# [Stated goal]
Output the line containing "Parse this chart and return its data as JSON." and each line after it through the end of the data, exactly as written, with pictures left out.
━━━━━ Data provided ━━━━━
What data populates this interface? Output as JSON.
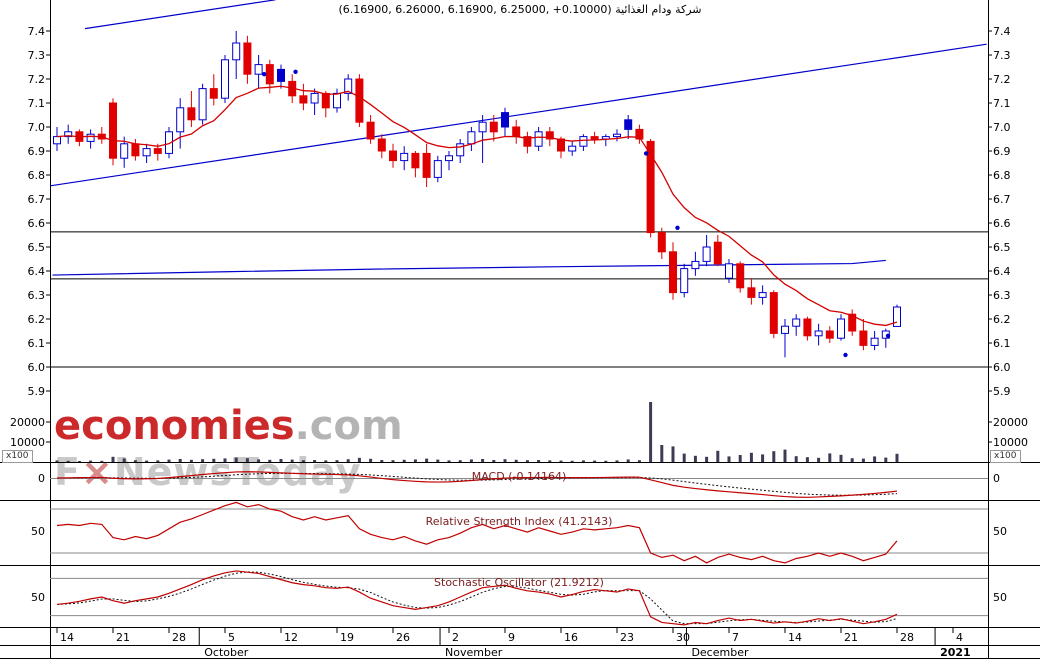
{
  "watermark": {
    "brand": "economies",
    "domain": ".com",
    "tagline_f": "F",
    "tagline_x": "×",
    "tagline_rest": "NewsToday"
  },
  "colors": {
    "candle_up": "#0000cd",
    "candle_down": "#e10000",
    "ma_line": "#d40000",
    "trendline": "#0000cc",
    "indicator_line": "#c00000",
    "signal_line": "#111111",
    "panel_title": "#7c2020",
    "watermark_red": "#cc2a2a",
    "watermark_gray": "#b4b4b4"
  },
  "chart_data": {
    "type": "candlestick",
    "title": "(6.16900, 6.26000, 6.16900, 6.25000, +0.10000) شركة ودام الغذائية",
    "quote": {
      "open": 6.169,
      "high": 6.26,
      "low": 6.169,
      "close": 6.25,
      "change": 0.1
    },
    "price_axis": {
      "min": 5.9,
      "max": 7.4,
      "ticks": [
        7.4,
        7.3,
        7.2,
        7.1,
        7.0,
        6.9,
        6.8,
        6.7,
        6.6,
        6.5,
        6.4,
        6.3,
        6.2,
        6.1,
        6.0,
        5.9
      ]
    },
    "x_ticks": [
      {
        "label": "14",
        "d": 0
      },
      {
        "label": "21",
        "d": 5
      },
      {
        "label": "28",
        "d": 10
      },
      {
        "label": "5",
        "d": 15
      },
      {
        "label": "12",
        "d": 20
      },
      {
        "label": "19",
        "d": 25
      },
      {
        "label": "26",
        "d": 30
      },
      {
        "label": "2",
        "d": 35
      },
      {
        "label": "9",
        "d": 40
      },
      {
        "label": "16",
        "d": 45
      },
      {
        "label": "23",
        "d": 50
      },
      {
        "label": "30",
        "d": 55
      },
      {
        "label": "7",
        "d": 60
      },
      {
        "label": "14",
        "d": 65
      },
      {
        "label": "21",
        "d": 70
      },
      {
        "label": "28",
        "d": 75
      },
      {
        "label": "4",
        "d": 80
      }
    ],
    "months": [
      {
        "label": "October",
        "d": 12.7
      },
      {
        "label": "November",
        "d": 34.2
      },
      {
        "label": "December",
        "d": 56.2
      },
      {
        "label": "2021",
        "d": 78.4
      }
    ],
    "candles": [
      [
        6.93,
        7.0,
        6.9,
        6.96
      ],
      [
        6.96,
        7.01,
        6.93,
        6.98
      ],
      [
        6.98,
        6.99,
        6.92,
        6.94
      ],
      [
        6.94,
        6.99,
        6.91,
        6.97
      ],
      [
        6.97,
        7.0,
        6.93,
        6.95
      ],
      [
        7.1,
        7.12,
        6.84,
        6.87
      ],
      [
        6.87,
        6.96,
        6.83,
        6.93
      ],
      [
        6.93,
        6.95,
        6.86,
        6.88
      ],
      [
        6.88,
        6.93,
        6.85,
        6.91
      ],
      [
        6.91,
        6.93,
        6.86,
        6.89
      ],
      [
        6.89,
        7.0,
        6.87,
        6.98
      ],
      [
        6.98,
        7.12,
        6.91,
        7.08
      ],
      [
        7.08,
        7.15,
        7.0,
        7.03
      ],
      [
        7.03,
        7.18,
        7.01,
        7.16
      ],
      [
        7.16,
        7.22,
        7.09,
        7.12
      ],
      [
        7.12,
        7.3,
        7.1,
        7.28
      ],
      [
        7.28,
        7.4,
        7.2,
        7.35
      ],
      [
        7.35,
        7.38,
        7.18,
        7.22
      ],
      [
        7.22,
        7.3,
        7.16,
        7.26
      ],
      [
        7.26,
        7.28,
        7.14,
        7.18
      ],
      [
        7.24,
        7.26,
        7.16,
        7.19
      ],
      [
        7.19,
        7.22,
        7.1,
        7.13
      ],
      [
        7.13,
        7.18,
        7.07,
        7.1
      ],
      [
        7.1,
        7.16,
        7.05,
        7.14
      ],
      [
        7.14,
        7.15,
        7.04,
        7.08
      ],
      [
        7.08,
        7.16,
        7.06,
        7.14
      ],
      [
        7.14,
        7.22,
        7.11,
        7.2
      ],
      [
        7.2,
        7.22,
        7.0,
        7.02
      ],
      [
        7.02,
        7.05,
        6.93,
        6.95
      ],
      [
        6.95,
        6.97,
        6.87,
        6.9
      ],
      [
        6.9,
        6.93,
        6.83,
        6.86
      ],
      [
        6.86,
        6.92,
        6.82,
        6.89
      ],
      [
        6.89,
        6.9,
        6.79,
        6.83
      ],
      [
        6.89,
        6.93,
        6.75,
        6.79
      ],
      [
        6.79,
        6.88,
        6.77,
        6.86
      ],
      [
        6.86,
        6.9,
        6.82,
        6.88
      ],
      [
        6.88,
        6.95,
        6.85,
        6.93
      ],
      [
        6.93,
        7.0,
        6.9,
        6.98
      ],
      [
        6.98,
        7.05,
        6.85,
        7.02
      ],
      [
        7.02,
        7.05,
        6.94,
        6.98
      ],
      [
        7.06,
        7.08,
        6.96,
        7.0
      ],
      [
        7.0,
        7.03,
        6.93,
        6.96
      ],
      [
        6.96,
        6.98,
        6.89,
        6.92
      ],
      [
        6.92,
        7.0,
        6.9,
        6.98
      ],
      [
        6.98,
        7.0,
        6.92,
        6.95
      ],
      [
        6.95,
        6.96,
        6.87,
        6.9
      ],
      [
        6.9,
        6.94,
        6.88,
        6.92
      ],
      [
        6.92,
        6.97,
        6.9,
        6.96
      ],
      [
        6.96,
        6.98,
        6.93,
        6.95
      ],
      [
        6.95,
        6.97,
        6.92,
        6.96
      ],
      [
        6.96,
        6.99,
        6.94,
        6.97
      ],
      [
        7.03,
        7.05,
        6.95,
        6.99
      ],
      [
        6.99,
        7.01,
        6.93,
        6.95
      ],
      [
        6.94,
        6.95,
        6.54,
        6.56
      ],
      [
        6.56,
        6.58,
        6.45,
        6.48
      ],
      [
        6.48,
        6.52,
        6.28,
        6.31
      ],
      [
        6.31,
        6.43,
        6.29,
        6.41
      ],
      [
        6.41,
        6.48,
        6.38,
        6.44
      ],
      [
        6.44,
        6.55,
        6.42,
        6.5
      ],
      [
        6.52,
        6.55,
        6.42,
        6.43
      ],
      [
        6.37,
        6.45,
        6.35,
        6.43
      ],
      [
        6.43,
        6.44,
        6.31,
        6.33
      ],
      [
        6.33,
        6.37,
        6.26,
        6.29
      ],
      [
        6.29,
        6.34,
        6.26,
        6.31
      ],
      [
        6.31,
        6.32,
        6.12,
        6.14
      ],
      [
        6.14,
        6.2,
        6.04,
        6.17
      ],
      [
        6.17,
        6.22,
        6.13,
        6.2
      ],
      [
        6.2,
        6.21,
        6.11,
        6.13
      ],
      [
        6.13,
        6.18,
        6.09,
        6.15
      ],
      [
        6.15,
        6.17,
        6.1,
        6.12
      ],
      [
        6.12,
        6.22,
        6.11,
        6.2
      ],
      [
        6.22,
        6.24,
        6.13,
        6.15
      ],
      [
        6.15,
        6.2,
        6.07,
        6.09
      ],
      [
        6.09,
        6.15,
        6.07,
        6.12
      ],
      [
        6.12,
        6.16,
        6.08,
        6.15
      ],
      [
        6.169,
        6.26,
        6.169,
        6.25
      ]
    ],
    "volume": {
      "unit": "x100",
      "ticks": [
        10000,
        20000
      ],
      "values": [
        800,
        600,
        500,
        700,
        600,
        2600,
        1800,
        900,
        700,
        800,
        1200,
        1500,
        1100,
        1400,
        1600,
        1800,
        2200,
        1900,
        1300,
        1100,
        1500,
        1200,
        900,
        1000,
        800,
        900,
        1400,
        2100,
        1600,
        1000,
        900,
        1100,
        1300,
        1700,
        1200,
        800,
        900,
        1300,
        1500,
        1000,
        1400,
        1100,
        900,
        1000,
        800,
        700,
        600,
        800,
        700,
        600,
        800,
        1300,
        900,
        30000,
        8500,
        7800,
        4200,
        3100,
        2600,
        5600,
        2800,
        3500,
        4600,
        3800,
        5400,
        6200,
        2900,
        2400,
        2100,
        4300,
        3600,
        1900,
        1700,
        2800,
        2200,
        4100
      ]
    },
    "overlays": {
      "hlines": [
        6.563,
        6.367,
        6.0
      ],
      "trendlines": [
        [
          -0.6,
          6.755,
          83,
          7.345
        ],
        [
          2.5,
          7.41,
          19.5,
          7.53
        ]
      ],
      "blue_line": [
        [
          -0.4,
          6.383
        ],
        [
          15,
          6.397
        ],
        [
          30,
          6.409
        ],
        [
          45,
          6.418
        ],
        [
          55,
          6.423
        ],
        [
          65,
          6.428
        ],
        [
          71,
          6.431
        ],
        [
          74,
          6.444
        ]
      ],
      "dots": [
        [
          18.5,
          7.22
        ],
        [
          21.3,
          7.23
        ],
        [
          52.6,
          6.89
        ],
        [
          55.4,
          6.58
        ],
        [
          70.4,
          6.05
        ],
        [
          74.2,
          6.13
        ]
      ]
    },
    "indicators": [
      {
        "name": "macd",
        "title": "MACD (-0.14164)",
        "value": -0.14164,
        "axis_label": "0",
        "values": [
          0.0,
          0.002,
          0.004,
          0.005,
          0.006,
          -0.002,
          -0.008,
          -0.01,
          -0.008,
          -0.005,
          0.004,
          0.015,
          0.026,
          0.038,
          0.048,
          0.058,
          0.066,
          0.068,
          0.066,
          0.061,
          0.056,
          0.051,
          0.046,
          0.043,
          0.04,
          0.038,
          0.034,
          0.024,
          0.01,
          -0.005,
          -0.018,
          -0.028,
          -0.036,
          -0.042,
          -0.044,
          -0.042,
          -0.036,
          -0.027,
          -0.016,
          -0.008,
          -0.001,
          0.003,
          0.004,
          0.006,
          0.007,
          0.005,
          0.004,
          0.004,
          0.005,
          0.006,
          0.008,
          0.01,
          0.009,
          -0.02,
          -0.05,
          -0.08,
          -0.1,
          -0.115,
          -0.128,
          -0.14,
          -0.15,
          -0.16,
          -0.17,
          -0.18,
          -0.192,
          -0.202,
          -0.208,
          -0.21,
          -0.206,
          -0.2,
          -0.194,
          -0.186,
          -0.178,
          -0.168,
          -0.156,
          -0.142
        ]
      },
      {
        "name": "rsi",
        "title": "Relative Strength Index (41.2143)",
        "value": 41.2143,
        "axis_label": "50",
        "levels": [
          30,
          70
        ],
        "values": [
          55,
          56,
          55,
          57,
          56,
          44,
          42,
          45,
          43,
          46,
          52,
          58,
          61,
          65,
          69,
          73,
          76,
          72,
          74,
          70,
          68,
          63,
          60,
          63,
          60,
          62,
          64,
          52,
          47,
          44,
          42,
          45,
          41,
          38,
          42,
          44,
          48,
          53,
          56,
          52,
          55,
          52,
          49,
          53,
          50,
          47,
          49,
          52,
          51,
          52,
          53,
          55,
          53,
          30,
          26,
          28,
          23,
          27,
          21,
          26,
          29,
          26,
          24,
          27,
          23,
          21,
          25,
          27,
          30,
          27,
          30,
          27,
          23,
          26,
          29,
          41
        ]
      },
      {
        "name": "stochastic",
        "title": "Stochastic Oscillator (21.9212)",
        "value": 21.9212,
        "axis_label": "50",
        "levels": [
          20,
          80
        ],
        "values": [
          38,
          40,
          43,
          47,
          50,
          44,
          40,
          44,
          47,
          50,
          56,
          63,
          70,
          78,
          84,
          89,
          92,
          90,
          88,
          83,
          78,
          73,
          70,
          68,
          65,
          64,
          66,
          58,
          48,
          42,
          36,
          33,
          30,
          33,
          36,
          42,
          50,
          58,
          65,
          67,
          69,
          64,
          60,
          58,
          55,
          50,
          54,
          59,
          62,
          60,
          58,
          63,
          60,
          18,
          9,
          7,
          5,
          9,
          7,
          12,
          16,
          12,
          14,
          11,
          8,
          10,
          8,
          11,
          15,
          12,
          15,
          11,
          7,
          10,
          14,
          22
        ]
      }
    ]
  }
}
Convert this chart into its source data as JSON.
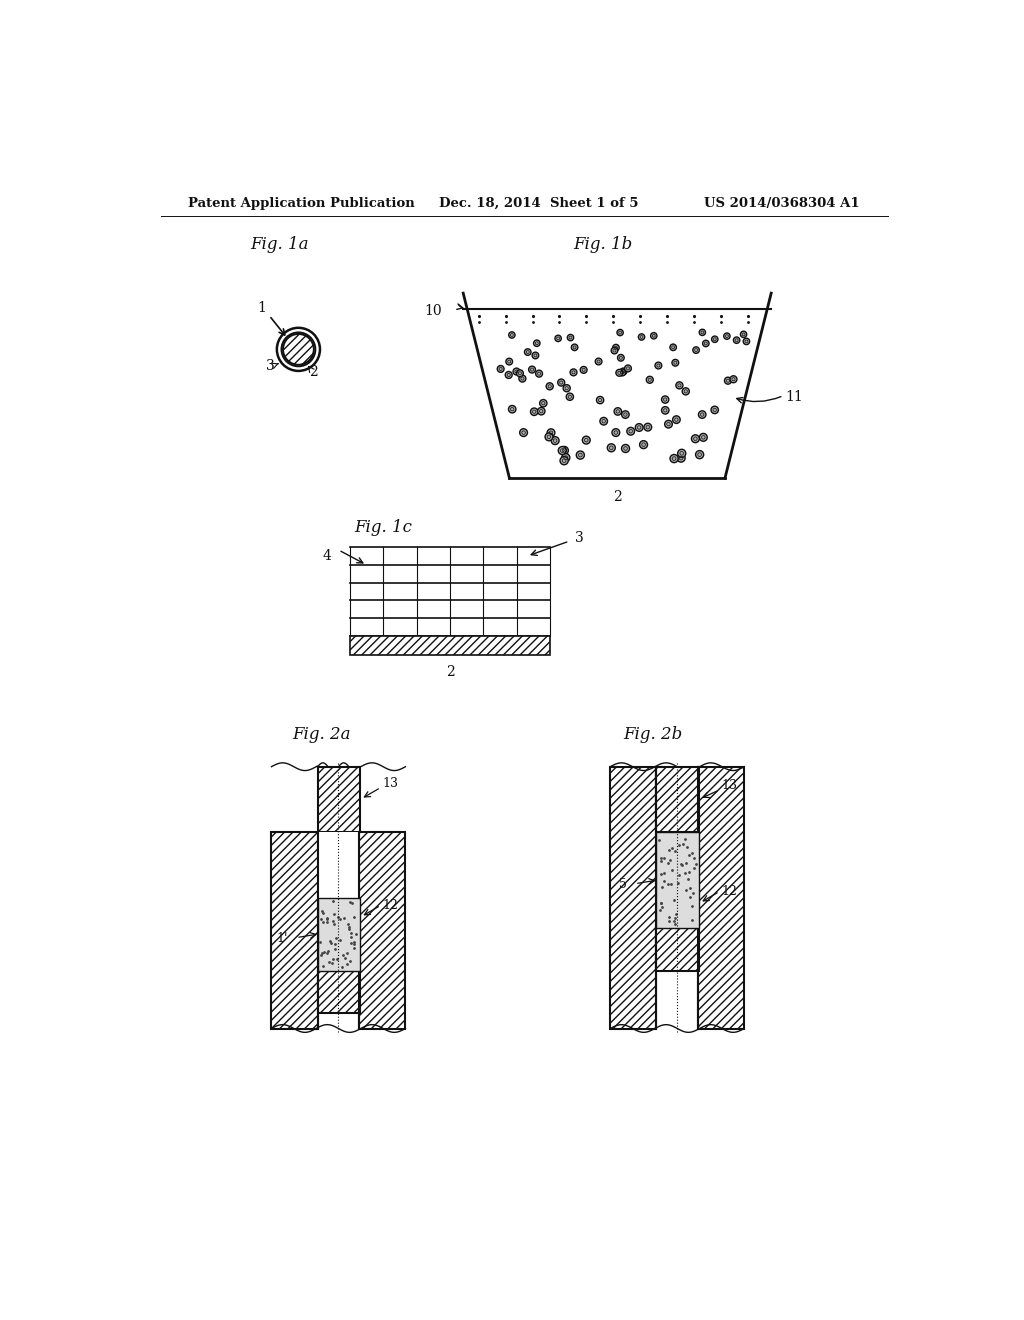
{
  "bg_color": "#ffffff",
  "text_color": "#111111",
  "header_left": "Patent Application Publication",
  "header_center": "Dec. 18, 2014  Sheet 1 of 5",
  "header_right": "US 2014/0368304 A1",
  "line_color": "#111111",
  "fig1a_label": "Fig. 1a",
  "fig1b_label": "Fig. 1b",
  "fig1c_label": "Fig. 1c",
  "fig2a_label": "Fig. 2a",
  "fig2b_label": "Fig. 2b"
}
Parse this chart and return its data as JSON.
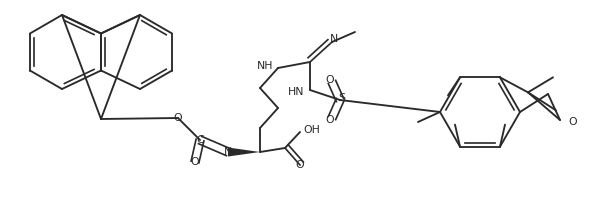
{
  "bg_color": "#ffffff",
  "line_color": "#2a2a2a",
  "line_width": 1.35,
  "figsize": [
    6.03,
    2.2
  ],
  "dpi": 100,
  "xlim": [
    0,
    603
  ],
  "ylim": [
    0,
    220
  ]
}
━━━━━
# [Solution]
Parse this chart and return its data as JSON.
{
  "bg_color": "#ffffff",
  "line_color": "#2a2a2a",
  "line_width": 1.35,
  "figsize": [
    6.03,
    2.2
  ],
  "dpi": 100,
  "xlim": [
    0,
    603
  ],
  "ylim": [
    0,
    220
  ]
}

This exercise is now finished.